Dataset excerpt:
--- --- ---
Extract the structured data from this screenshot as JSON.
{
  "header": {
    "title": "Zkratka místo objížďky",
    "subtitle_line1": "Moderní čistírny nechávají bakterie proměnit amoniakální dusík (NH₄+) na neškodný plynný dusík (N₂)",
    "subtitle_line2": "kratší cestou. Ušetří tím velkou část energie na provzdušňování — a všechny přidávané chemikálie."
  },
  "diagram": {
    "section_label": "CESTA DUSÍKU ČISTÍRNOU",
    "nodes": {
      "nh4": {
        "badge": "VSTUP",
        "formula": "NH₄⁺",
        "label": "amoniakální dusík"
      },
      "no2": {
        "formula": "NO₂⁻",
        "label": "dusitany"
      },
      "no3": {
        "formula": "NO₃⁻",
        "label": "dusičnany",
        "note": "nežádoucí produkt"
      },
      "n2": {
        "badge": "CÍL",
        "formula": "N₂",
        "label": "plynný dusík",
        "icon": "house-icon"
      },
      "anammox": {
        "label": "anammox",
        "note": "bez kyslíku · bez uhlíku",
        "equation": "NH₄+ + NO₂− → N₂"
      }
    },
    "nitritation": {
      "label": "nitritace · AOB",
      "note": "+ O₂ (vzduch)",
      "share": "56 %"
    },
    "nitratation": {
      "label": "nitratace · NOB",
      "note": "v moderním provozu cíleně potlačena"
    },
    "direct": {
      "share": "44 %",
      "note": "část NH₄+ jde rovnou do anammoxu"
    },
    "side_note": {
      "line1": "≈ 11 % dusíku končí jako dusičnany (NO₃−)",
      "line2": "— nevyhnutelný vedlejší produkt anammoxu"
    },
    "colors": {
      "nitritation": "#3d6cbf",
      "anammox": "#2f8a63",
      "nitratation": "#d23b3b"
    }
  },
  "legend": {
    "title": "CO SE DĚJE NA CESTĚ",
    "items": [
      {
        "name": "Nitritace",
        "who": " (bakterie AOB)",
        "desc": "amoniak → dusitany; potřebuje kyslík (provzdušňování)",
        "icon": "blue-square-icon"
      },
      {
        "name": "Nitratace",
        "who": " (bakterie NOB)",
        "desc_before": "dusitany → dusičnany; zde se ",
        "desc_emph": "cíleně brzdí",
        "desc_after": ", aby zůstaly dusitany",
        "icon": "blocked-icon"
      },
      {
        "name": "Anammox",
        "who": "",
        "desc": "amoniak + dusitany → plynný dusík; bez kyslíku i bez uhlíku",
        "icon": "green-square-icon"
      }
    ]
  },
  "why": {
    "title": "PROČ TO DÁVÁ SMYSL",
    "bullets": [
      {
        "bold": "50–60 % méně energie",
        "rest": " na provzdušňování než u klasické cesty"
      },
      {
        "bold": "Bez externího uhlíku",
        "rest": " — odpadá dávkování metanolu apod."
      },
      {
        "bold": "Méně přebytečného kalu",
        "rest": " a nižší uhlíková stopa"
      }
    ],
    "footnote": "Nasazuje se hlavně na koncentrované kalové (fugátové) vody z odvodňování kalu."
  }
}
--- --- ---
• Task prompt: Produce a verbatim transcription of the entries above.

• Response to the task:
Extract the structured data from this screenshot as JSON.
{
  "header": {
    "title": "Zkratka místo objížďky",
    "subtitle_line1": "Moderní čistírny nechávají bakterie proměnit amoniakální dusík (NH₄+) na neškodný plynný dusík (N₂)",
    "subtitle_line2": "kratší cestou. Ušetří tím velkou část energie na provzdušňování — a všechny přidávané chemikálie."
  },
  "diagram": {
    "section_label": "CESTA DUSÍKU ČISTÍRNOU",
    "nodes": {
      "nh4": {
        "badge": "VSTUP",
        "formula": "NH₄⁺",
        "label": "amoniakální dusík"
      },
      "no2": {
        "formula": "NO₂⁻",
        "label": "dusitany"
      },
      "no3": {
        "formula": "NO₃⁻",
        "label": "dusičnany",
        "note": "nežádoucí produkt"
      },
      "n2": {
        "badge": "CÍL",
        "formula": "N₂",
        "label": "plynný dusík",
        "icon": "house-icon"
      },
      "anammox": {
        "label": "anammox",
        "note": "bez kyslíku · bez uhlíku",
        "equation": "NH₄+ + NO₂− → N₂"
      }
    },
    "nitritation": {
      "label": "nitritace · AOB",
      "note": "+ O₂ (vzduch)",
      "share": "56 %"
    },
    "nitratation": {
      "label": "nitratace · NOB",
      "note": "v moderním provozu cíleně potlačena"
    },
    "direct": {
      "share": "44 %",
      "note": "část NH₄+ jde rovnou do anammoxu"
    },
    "side_note": {
      "line1": "≈ 11 % dusíku končí jako dusičnany (NO₃−)",
      "line2": "— nevyhnutelný vedlejší produkt anammoxu"
    },
    "colors": {
      "nitritation": "#3d6cbf",
      "anammox": "#2f8a63",
      "nitratation": "#d23b3b"
    }
  },
  "legend": {
    "title": "CO SE DĚJE NA CESTĚ",
    "items": [
      {
        "name": "Nitritace",
        "who": " (bakterie AOB)",
        "desc": "amoniak → dusitany; potřebuje kyslík (provzdušňování)",
        "icon": "blue-square-icon"
      },
      {
        "name": "Nitratace",
        "who": " (bakterie NOB)",
        "desc_before": "dusitany → dusičnany; zde se ",
        "desc_emph": "cíleně brzdí",
        "desc_after": ", aby zůstaly dusitany",
        "icon": "blocked-icon"
      },
      {
        "name": "Anammox",
        "who": "",
        "desc": "amoniak + dusitany → plynný dusík; bez kyslíku i bez uhlíku",
        "icon": "green-square-icon"
      }
    ]
  },
  "why": {
    "title": "PROČ TO DÁVÁ SMYSL",
    "bullets": [
      {
        "bold": "50–60 % méně energie",
        "rest": " na provzdušňování než u klasické cesty"
      },
      {
        "bold": "Bez externího uhlíku",
        "rest": " — odpadá dávkování metanolu apod."
      },
      {
        "bold": "Méně přebytečného kalu",
        "rest": " a nižší uhlíková stopa"
      }
    ],
    "footnote": "Nasazuje se hlavně na koncentrované kalové (fugátové) vody z odvodňování kalu."
  }
}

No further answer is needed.